Aim | Your task is to print all of the data word for word.
<<<<
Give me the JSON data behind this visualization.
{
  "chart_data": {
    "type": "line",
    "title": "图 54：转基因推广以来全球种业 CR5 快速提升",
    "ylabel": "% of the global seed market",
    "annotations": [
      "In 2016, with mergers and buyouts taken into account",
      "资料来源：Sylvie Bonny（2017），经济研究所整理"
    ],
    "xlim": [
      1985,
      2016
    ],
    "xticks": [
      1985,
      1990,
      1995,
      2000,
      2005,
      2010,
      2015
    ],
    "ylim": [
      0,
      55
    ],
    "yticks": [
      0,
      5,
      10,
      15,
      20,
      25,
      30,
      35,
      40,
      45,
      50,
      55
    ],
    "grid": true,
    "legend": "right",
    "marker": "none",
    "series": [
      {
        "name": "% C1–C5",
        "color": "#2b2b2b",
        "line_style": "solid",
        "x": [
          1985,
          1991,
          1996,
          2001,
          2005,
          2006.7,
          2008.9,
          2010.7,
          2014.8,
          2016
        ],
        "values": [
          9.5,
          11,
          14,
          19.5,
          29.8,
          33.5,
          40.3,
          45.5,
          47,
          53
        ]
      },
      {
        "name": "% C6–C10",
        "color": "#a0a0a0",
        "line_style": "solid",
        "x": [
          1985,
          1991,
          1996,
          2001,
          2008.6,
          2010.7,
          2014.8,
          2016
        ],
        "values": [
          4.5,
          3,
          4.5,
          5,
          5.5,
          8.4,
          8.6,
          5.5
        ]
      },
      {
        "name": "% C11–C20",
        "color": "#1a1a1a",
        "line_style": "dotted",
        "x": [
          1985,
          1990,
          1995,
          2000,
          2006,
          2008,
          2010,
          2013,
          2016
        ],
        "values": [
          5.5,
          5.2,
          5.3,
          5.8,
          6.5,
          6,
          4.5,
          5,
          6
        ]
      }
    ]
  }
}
>>>>
Result of this exercise |
Give me the JSON data behind this visualization.
{
  "chart_data": {
    "type": "line",
    "title": "图 54：转基因推广以来全球种业 CR5 快速提升",
    "ylabel": "% of the global seed market",
    "annotations": [
      "In 2016, with mergers and buyouts taken into account",
      "资料来源：Sylvie Bonny（2017），经济研究所整理"
    ],
    "xlim": [
      1985,
      2016
    ],
    "xticks": [
      1985,
      1990,
      1995,
      2000,
      2005,
      2010,
      2015
    ],
    "ylim": [
      0,
      55
    ],
    "yticks": [
      0,
      5,
      10,
      15,
      20,
      25,
      30,
      35,
      40,
      45,
      50,
      55
    ],
    "grid": true,
    "legend": "right",
    "marker": "none",
    "series": [
      {
        "name": "% C1–C5",
        "color": "#2b2b2b",
        "line_style": "solid",
        "x": [
          1985,
          1991,
          1996,
          2001,
          2005,
          2006.7,
          2008.9,
          2010.7,
          2014.8,
          2016
        ],
        "values": [
          9.5,
          11,
          14,
          19.5,
          29.8,
          33.5,
          40.3,
          45.5,
          47,
          53
        ]
      },
      {
        "name": "% C6–C10",
        "color": "#a0a0a0",
        "line_style": "solid",
        "x": [
          1985,
          1991,
          1996,
          2001,
          2008.6,
          2010.7,
          2014.8,
          2016
        ],
        "values": [
          4.5,
          3,
          4.5,
          5,
          5.5,
          8.4,
          8.6,
          5.5
        ]
      },
      {
        "name": "% C11–C20",
        "color": "#1a1a1a",
        "line_style": "dotted",
        "x": [
          1985,
          1990,
          1995,
          2000,
          2006,
          2008,
          2010,
          2013,
          2016
        ],
        "values": [
          5.5,
          5.2,
          5.3,
          5.8,
          6.5,
          6,
          4.5,
          5,
          6
        ]
      }
    ]
  }
}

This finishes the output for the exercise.